What this task involves: Select the lines that contain "Jeanne" and copy each of them.

Records shown:
# # # # #
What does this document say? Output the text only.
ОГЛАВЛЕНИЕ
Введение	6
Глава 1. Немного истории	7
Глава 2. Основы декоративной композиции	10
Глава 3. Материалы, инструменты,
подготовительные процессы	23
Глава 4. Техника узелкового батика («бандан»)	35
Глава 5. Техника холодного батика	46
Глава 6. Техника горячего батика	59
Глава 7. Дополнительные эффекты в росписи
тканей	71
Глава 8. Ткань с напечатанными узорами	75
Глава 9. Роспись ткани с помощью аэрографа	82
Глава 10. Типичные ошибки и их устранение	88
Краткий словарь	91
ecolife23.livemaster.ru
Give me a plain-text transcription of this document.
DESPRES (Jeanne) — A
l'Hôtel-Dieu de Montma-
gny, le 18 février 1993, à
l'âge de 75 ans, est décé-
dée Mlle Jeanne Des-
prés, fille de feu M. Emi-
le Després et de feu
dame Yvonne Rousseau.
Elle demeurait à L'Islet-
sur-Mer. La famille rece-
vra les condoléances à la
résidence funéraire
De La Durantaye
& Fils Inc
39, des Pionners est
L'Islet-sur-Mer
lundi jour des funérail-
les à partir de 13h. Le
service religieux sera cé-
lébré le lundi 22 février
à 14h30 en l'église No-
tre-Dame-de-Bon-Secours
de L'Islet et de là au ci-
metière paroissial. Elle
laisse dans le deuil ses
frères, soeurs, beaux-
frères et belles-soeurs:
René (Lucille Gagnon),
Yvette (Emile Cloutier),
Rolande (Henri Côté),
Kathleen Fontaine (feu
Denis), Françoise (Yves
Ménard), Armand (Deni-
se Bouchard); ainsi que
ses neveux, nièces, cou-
# # # # #
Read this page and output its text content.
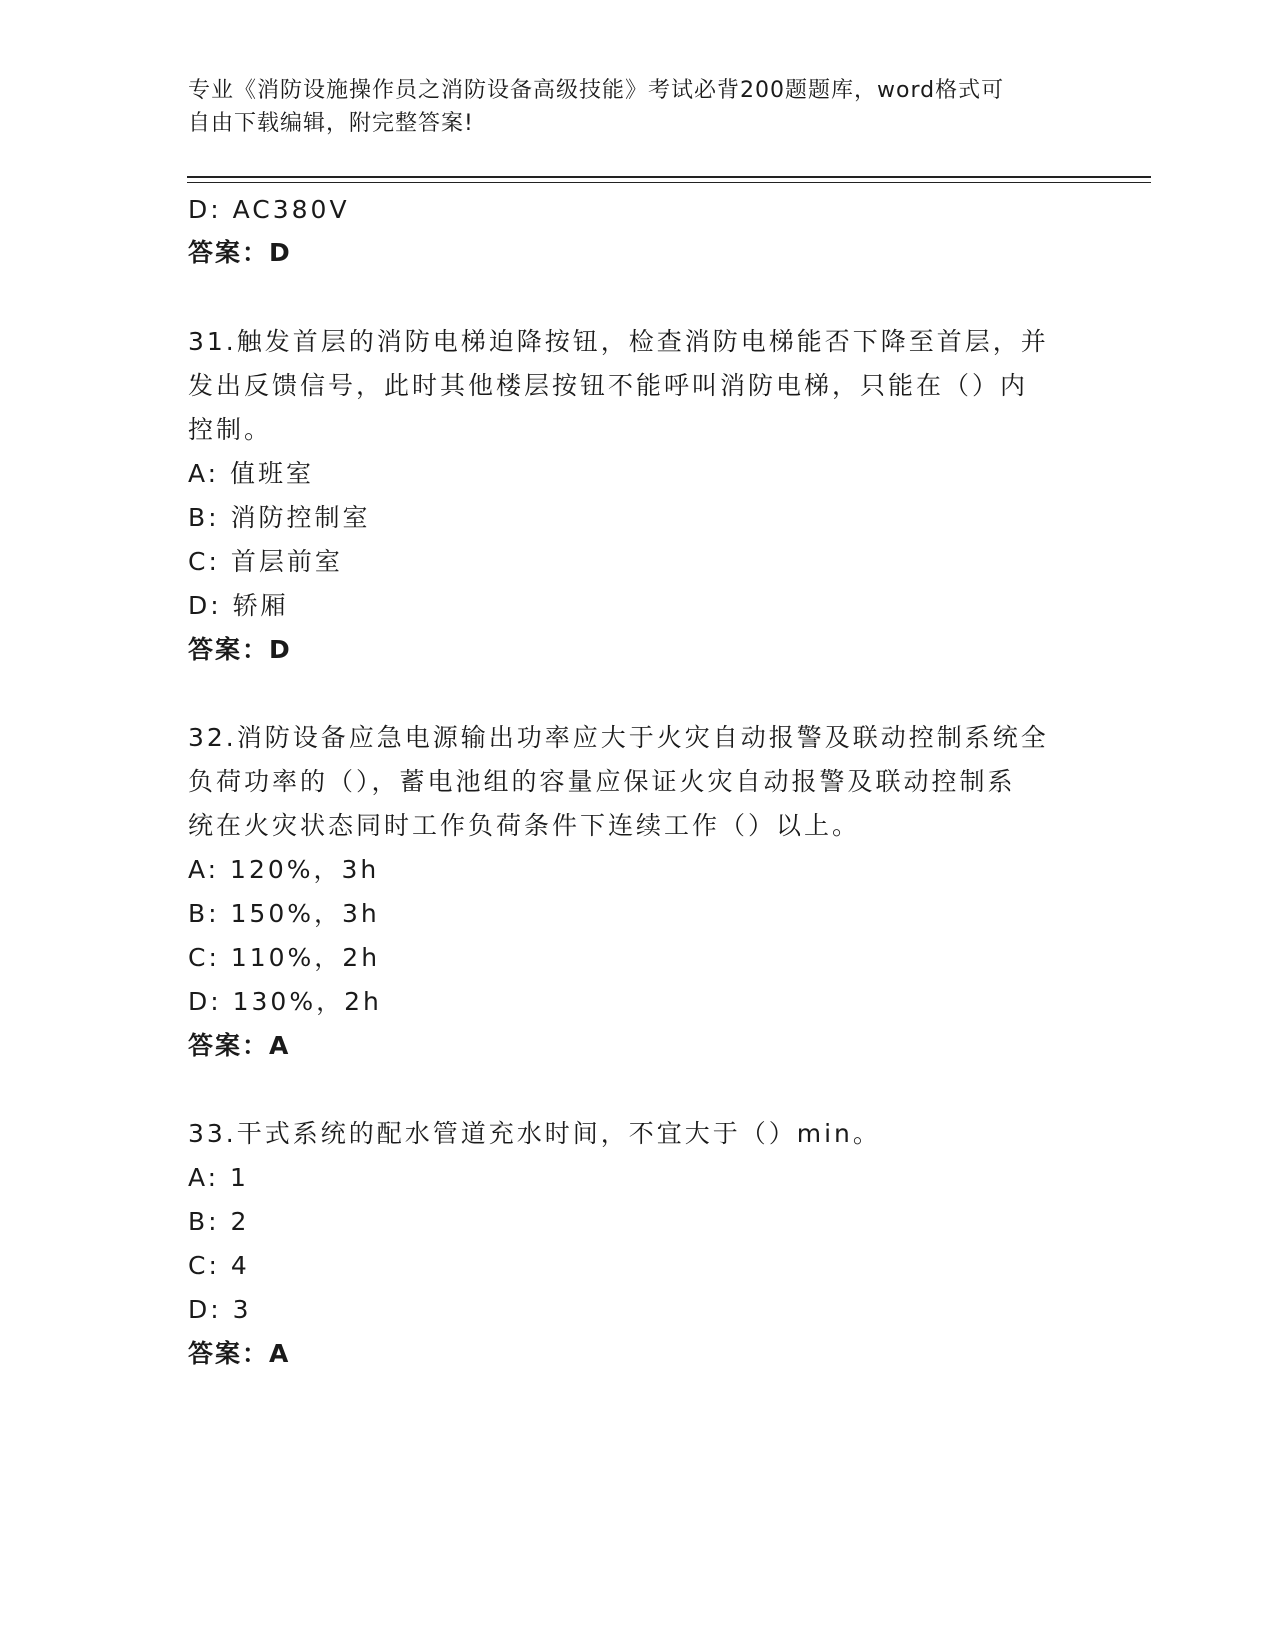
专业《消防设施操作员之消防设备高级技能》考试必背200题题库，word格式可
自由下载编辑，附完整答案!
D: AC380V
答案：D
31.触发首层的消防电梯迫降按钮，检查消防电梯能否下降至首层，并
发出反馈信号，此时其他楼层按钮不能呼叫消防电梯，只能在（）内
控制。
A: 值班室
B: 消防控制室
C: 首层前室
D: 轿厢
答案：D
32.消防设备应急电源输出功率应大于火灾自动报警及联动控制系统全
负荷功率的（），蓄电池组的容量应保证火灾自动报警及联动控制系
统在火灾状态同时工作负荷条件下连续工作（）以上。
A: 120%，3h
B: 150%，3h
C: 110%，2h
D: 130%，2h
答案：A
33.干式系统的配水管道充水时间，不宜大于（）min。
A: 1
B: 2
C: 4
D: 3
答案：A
# # # # #
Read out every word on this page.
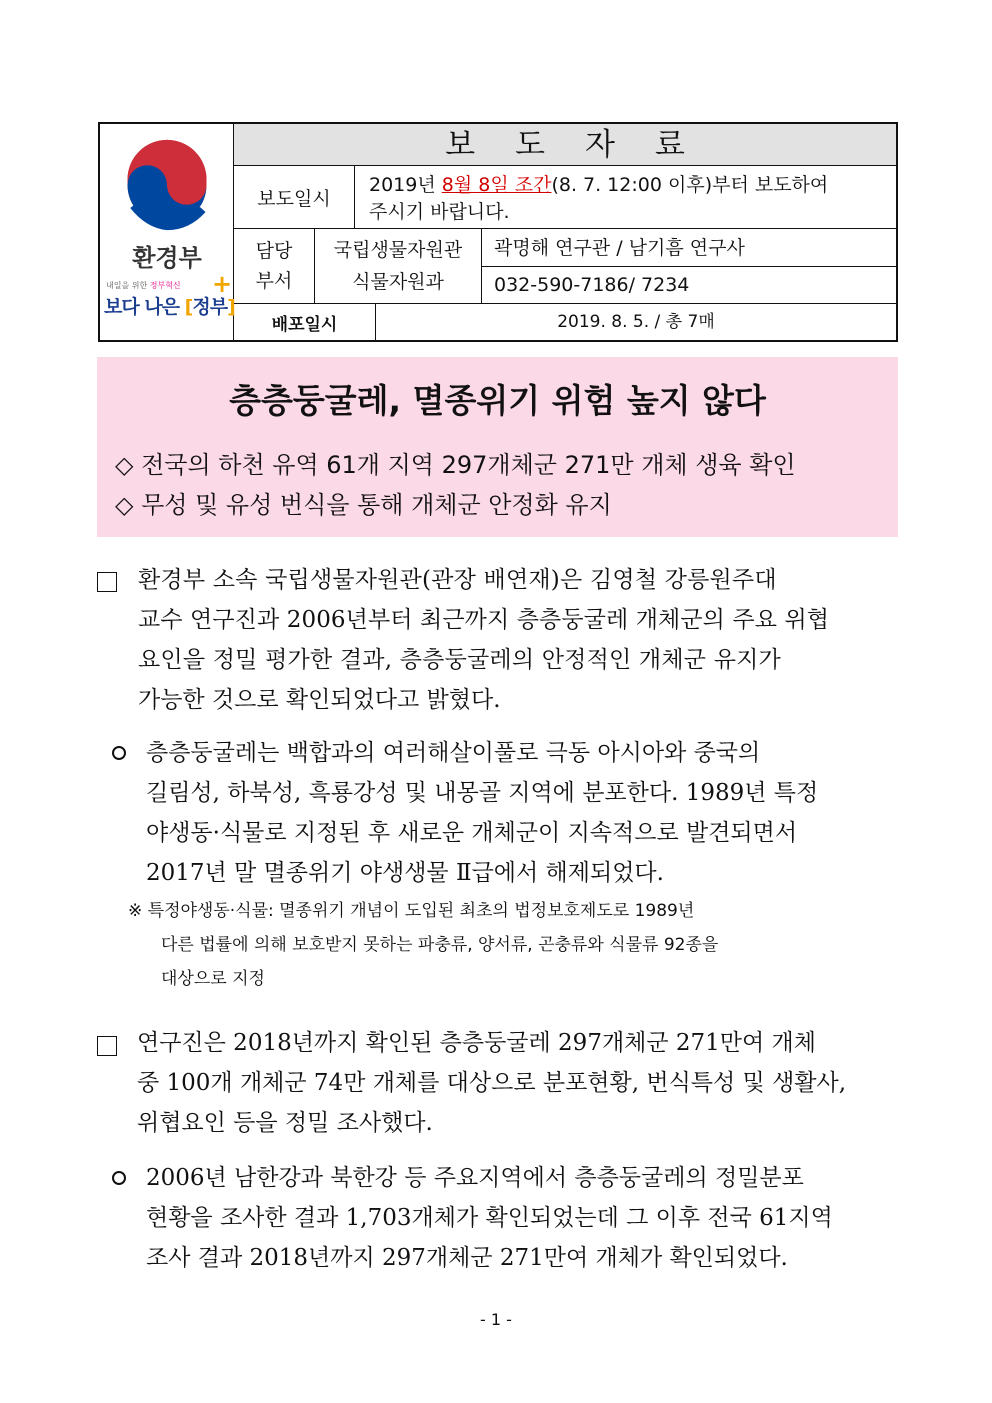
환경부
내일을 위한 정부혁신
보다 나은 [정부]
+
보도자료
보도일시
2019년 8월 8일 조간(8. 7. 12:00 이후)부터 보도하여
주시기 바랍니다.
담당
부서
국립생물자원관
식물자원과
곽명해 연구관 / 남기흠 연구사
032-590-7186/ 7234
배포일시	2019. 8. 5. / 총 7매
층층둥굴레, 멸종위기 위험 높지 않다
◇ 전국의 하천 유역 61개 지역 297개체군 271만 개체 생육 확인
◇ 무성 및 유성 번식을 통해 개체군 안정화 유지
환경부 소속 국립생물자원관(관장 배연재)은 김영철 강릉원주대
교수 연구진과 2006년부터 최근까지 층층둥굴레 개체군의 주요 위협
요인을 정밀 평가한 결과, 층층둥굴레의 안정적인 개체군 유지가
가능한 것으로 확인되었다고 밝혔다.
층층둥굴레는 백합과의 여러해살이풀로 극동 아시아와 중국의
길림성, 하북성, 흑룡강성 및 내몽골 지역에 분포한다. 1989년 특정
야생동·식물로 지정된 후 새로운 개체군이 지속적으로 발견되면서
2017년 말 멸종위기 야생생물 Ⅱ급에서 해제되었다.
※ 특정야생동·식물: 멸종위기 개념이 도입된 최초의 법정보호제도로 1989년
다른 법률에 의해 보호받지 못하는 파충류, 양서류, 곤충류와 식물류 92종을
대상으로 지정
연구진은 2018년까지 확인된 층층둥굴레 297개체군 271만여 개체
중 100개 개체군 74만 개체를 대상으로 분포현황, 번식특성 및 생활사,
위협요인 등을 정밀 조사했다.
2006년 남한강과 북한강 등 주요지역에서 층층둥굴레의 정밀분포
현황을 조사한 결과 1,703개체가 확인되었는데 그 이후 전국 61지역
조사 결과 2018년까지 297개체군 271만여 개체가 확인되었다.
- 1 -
# # # # #
Exercise result:
DESPRES (Jeanne) — A
dée Mlle Jeanne Des-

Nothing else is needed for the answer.